YOUR OBJECTIVE: Copy out lines with the word "data" from the material that follows.

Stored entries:
○ ○ ○
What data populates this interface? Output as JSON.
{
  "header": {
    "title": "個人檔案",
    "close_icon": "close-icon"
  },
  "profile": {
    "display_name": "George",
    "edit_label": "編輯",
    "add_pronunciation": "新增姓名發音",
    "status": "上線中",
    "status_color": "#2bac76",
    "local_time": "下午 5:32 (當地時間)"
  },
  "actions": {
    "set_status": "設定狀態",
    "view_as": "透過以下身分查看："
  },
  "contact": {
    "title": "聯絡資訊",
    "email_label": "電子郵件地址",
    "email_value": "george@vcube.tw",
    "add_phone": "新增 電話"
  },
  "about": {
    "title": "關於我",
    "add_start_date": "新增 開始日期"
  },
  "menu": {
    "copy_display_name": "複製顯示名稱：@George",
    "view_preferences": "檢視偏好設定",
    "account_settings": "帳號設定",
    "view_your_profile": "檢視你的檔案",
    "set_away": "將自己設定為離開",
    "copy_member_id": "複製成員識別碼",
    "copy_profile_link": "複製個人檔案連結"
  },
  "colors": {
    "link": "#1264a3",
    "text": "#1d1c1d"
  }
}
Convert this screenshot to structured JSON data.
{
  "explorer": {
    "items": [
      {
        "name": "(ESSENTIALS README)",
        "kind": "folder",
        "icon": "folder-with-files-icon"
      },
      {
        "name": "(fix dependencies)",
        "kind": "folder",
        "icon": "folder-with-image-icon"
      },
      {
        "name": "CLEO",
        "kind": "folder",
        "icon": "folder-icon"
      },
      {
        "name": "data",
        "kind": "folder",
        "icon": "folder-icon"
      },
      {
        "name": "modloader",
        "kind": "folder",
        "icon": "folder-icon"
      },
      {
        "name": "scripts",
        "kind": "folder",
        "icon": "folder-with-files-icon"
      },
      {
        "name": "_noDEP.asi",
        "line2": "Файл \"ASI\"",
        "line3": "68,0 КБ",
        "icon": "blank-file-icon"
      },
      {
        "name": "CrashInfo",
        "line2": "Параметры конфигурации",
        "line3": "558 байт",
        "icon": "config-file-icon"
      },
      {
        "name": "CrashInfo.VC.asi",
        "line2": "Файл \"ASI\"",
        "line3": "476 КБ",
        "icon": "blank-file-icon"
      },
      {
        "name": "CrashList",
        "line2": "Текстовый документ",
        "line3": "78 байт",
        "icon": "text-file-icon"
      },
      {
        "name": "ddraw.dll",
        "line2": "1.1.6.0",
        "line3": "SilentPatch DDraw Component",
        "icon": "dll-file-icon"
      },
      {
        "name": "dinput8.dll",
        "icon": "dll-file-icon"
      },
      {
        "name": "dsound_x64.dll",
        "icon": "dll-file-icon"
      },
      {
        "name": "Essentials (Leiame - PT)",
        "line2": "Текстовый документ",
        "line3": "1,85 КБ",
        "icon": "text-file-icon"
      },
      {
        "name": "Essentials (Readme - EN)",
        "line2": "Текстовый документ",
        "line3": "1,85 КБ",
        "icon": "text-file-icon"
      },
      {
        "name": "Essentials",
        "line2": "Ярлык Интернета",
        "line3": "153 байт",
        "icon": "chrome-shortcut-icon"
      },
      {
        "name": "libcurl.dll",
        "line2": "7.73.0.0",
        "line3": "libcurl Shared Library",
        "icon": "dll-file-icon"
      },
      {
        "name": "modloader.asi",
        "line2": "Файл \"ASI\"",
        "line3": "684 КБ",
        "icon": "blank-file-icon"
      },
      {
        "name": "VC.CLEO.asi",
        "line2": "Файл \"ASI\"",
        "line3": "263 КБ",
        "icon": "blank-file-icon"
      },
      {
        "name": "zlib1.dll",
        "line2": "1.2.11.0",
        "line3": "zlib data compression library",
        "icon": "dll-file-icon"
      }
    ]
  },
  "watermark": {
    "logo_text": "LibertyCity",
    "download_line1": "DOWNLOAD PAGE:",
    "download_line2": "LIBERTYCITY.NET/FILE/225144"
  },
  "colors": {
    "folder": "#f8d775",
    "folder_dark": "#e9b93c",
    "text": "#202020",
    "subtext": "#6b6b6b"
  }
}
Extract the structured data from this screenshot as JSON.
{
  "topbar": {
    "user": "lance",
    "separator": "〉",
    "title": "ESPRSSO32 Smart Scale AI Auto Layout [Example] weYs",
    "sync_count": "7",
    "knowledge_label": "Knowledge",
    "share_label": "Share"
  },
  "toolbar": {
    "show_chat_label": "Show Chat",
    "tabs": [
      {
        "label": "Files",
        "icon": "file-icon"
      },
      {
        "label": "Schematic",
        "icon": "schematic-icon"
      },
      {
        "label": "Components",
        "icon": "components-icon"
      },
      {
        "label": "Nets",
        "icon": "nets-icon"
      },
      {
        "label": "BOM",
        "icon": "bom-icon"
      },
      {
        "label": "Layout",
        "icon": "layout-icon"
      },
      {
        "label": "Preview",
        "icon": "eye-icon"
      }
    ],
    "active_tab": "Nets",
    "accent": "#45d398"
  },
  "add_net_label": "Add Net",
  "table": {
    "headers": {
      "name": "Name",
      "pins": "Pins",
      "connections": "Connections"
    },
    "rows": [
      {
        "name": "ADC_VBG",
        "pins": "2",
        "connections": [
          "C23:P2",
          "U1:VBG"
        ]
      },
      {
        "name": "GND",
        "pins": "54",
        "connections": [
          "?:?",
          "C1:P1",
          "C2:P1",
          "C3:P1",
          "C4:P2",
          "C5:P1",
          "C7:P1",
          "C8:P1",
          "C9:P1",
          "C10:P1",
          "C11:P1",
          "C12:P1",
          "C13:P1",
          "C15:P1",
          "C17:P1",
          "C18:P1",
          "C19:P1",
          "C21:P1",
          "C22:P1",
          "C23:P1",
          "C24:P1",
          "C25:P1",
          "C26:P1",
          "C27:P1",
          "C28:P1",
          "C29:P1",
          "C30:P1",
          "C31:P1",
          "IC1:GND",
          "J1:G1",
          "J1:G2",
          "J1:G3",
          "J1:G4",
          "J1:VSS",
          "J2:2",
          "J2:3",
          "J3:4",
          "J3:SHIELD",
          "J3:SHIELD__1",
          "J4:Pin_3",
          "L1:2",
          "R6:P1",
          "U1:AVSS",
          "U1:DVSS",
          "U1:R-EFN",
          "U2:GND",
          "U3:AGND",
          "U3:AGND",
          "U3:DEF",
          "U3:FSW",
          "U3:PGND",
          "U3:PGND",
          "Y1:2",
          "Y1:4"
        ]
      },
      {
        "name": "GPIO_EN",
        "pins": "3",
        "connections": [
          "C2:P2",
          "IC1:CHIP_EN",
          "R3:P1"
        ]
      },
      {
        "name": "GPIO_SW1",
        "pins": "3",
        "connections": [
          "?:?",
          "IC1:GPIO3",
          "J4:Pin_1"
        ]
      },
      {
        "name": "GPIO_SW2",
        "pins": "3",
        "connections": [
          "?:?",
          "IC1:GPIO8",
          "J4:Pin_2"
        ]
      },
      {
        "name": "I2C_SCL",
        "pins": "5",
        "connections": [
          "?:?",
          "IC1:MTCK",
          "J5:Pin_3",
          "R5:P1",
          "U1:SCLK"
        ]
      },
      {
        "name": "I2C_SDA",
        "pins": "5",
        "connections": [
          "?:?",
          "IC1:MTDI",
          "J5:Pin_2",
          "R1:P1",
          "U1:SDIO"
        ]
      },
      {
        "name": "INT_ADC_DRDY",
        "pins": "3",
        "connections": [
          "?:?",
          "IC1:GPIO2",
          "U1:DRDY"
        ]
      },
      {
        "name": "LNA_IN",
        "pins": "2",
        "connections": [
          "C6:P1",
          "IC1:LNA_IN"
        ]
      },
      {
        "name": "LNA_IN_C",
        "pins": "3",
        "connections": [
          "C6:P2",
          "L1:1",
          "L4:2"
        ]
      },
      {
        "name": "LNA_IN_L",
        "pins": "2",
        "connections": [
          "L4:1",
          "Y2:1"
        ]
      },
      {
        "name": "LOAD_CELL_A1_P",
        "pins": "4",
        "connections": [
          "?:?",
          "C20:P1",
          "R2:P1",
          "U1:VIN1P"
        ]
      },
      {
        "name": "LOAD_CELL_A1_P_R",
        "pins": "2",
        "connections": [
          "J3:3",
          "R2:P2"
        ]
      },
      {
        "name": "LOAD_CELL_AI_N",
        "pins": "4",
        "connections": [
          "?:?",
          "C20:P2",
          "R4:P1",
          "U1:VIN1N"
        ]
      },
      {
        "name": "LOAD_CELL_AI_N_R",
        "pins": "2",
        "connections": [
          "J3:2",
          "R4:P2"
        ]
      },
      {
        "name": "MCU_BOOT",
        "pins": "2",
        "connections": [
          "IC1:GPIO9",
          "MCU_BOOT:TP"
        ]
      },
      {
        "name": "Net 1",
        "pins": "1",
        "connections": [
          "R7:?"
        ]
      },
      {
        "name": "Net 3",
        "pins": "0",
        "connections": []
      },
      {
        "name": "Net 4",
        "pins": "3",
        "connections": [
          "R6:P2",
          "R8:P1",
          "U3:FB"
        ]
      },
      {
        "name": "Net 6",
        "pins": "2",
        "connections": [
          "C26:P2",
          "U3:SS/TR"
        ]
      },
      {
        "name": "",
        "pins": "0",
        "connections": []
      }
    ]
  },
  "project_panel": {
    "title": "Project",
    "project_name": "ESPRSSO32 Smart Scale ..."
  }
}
○ ○ ○
OUTPUT FOR THIS EXERCISE:
What data populates this interface? Output as JSON.
Convert this screenshot to structured JSON data.
        "name": "data",
        "line3": "zlib data compression library",
Extract the structured data from this screenshot as JSON.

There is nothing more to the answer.